--- Begin ---

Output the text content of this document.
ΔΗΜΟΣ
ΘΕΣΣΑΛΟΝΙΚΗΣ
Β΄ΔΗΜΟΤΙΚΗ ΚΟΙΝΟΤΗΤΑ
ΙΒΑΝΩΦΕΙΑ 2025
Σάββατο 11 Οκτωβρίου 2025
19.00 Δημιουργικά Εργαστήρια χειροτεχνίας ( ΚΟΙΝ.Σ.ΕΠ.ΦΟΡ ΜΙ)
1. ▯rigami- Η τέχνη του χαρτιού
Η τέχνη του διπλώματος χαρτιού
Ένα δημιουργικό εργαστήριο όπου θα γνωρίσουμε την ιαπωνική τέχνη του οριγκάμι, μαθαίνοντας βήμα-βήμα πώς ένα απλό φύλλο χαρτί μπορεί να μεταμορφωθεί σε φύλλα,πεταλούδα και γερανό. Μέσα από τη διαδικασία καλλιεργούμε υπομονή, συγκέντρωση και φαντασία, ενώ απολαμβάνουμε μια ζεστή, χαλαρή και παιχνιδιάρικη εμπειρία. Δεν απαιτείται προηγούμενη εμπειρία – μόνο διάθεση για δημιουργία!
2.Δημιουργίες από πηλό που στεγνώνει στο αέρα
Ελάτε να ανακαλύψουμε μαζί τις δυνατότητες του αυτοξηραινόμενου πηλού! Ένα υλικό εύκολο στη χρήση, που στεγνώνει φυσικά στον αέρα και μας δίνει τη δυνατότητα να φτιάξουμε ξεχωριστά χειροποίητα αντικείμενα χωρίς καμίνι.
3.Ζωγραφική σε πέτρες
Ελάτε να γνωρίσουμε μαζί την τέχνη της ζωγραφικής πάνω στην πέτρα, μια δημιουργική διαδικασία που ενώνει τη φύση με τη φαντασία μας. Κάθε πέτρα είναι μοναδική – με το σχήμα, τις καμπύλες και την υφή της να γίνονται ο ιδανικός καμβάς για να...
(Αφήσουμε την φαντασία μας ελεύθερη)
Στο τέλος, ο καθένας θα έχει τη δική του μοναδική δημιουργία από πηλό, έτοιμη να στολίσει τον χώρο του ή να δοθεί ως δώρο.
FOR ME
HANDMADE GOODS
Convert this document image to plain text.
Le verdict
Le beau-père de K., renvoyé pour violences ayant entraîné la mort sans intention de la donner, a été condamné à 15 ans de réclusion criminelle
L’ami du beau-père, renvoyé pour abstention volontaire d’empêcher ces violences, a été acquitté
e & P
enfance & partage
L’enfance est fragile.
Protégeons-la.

--- End ---

Exercise: Quote every entry exactly.

Answer in full:
Output the text content of this document.
ΔΗΜΟΣ
ΘΕΣΣΑΛΟΝΙΚΗΣ
Β΄ΔΗΜΟΤΙΚΗ ΚΟΙΝΟΤΗΤΑ
ΙΒΑΝΩΦΕΙΑ 2025
Σάββατο 11 Οκτωβρίου 2025
19.00 Δημιουργικά Εργαστήρια χειροτεχνίας ( ΚΟΙΝ.Σ.ΕΠ.ΦΟΡ ΜΙ)
1. ▯rigami- Η τέχνη του χαρτιού
Η τέχνη του διπλώματος χαρτιού
Ένα δημιουργικό εργαστήριο όπου θα γνωρίσουμε την ιαπωνική τέχνη του οριγκάμι, μαθαίνοντας βήμα-βήμα πώς ένα απλό φύλλο χαρτί μπορεί να μεταμορφωθεί σε φύλλα,πεταλούδα και γερανό. Μέσα από τη διαδικασία καλλιεργούμε υπομονή, συγκέντρωση και φαντασία, ενώ απολαμβάνουμε μια ζεστή, χαλαρή και παιχνιδιάρικη εμπειρία. Δεν απαιτείται προηγούμενη εμπειρία – μόνο διάθεση για δημιουργία!
2.Δημιουργίες από πηλό που στεγνώνει στο αέρα
Ελάτε να ανακαλύψουμε μαζί τις δυνατότητες του αυτοξηραινόμενου πηλού! Ένα υλικό εύκολο στη χρήση, που στεγνώνει φυσικά στον αέρα και μας δίνει τη δυνατότητα να φτιάξουμε ξεχωριστά χειροποίητα αντικείμενα χωρίς καμίνι.
3.Ζωγραφική σε πέτρες
Ελάτε να γνωρίσουμε μαζί την τέχνη της ζωγραφικής πάνω στην πέτρα, μια δημιουργική διαδικασία που ενώνει τη φύση με τη φαντασία μας. Κάθε πέτρα είναι μοναδική – με το σχήμα, τις καμπύλες και την υφή της να γίνονται ο ιδανικός καμβάς για να...
(Αφήσουμε την φαντασία μας ελεύθερη)
Στο τέλος, ο καθένας θα έχει τη δική του μοναδική δημιουργία από πηλό, έτοιμη να στολίσει τον χώρο του ή να δοθεί ως δώρο.
FOR ME
HANDMADE GOODS
Convert this document image to plain text.
Le verdict
Le beau-père de K., renvoyé pour violences ayant entraîné la mort sans intention de la donner, a été condamné à 15 ans de réclusion criminelle
L’ami du beau-père, renvoyé pour abstention volontaire d’empêcher ces violences, a été acquitté
e & P
enfance & partage
L’enfance est fragile.
Protégeons-la.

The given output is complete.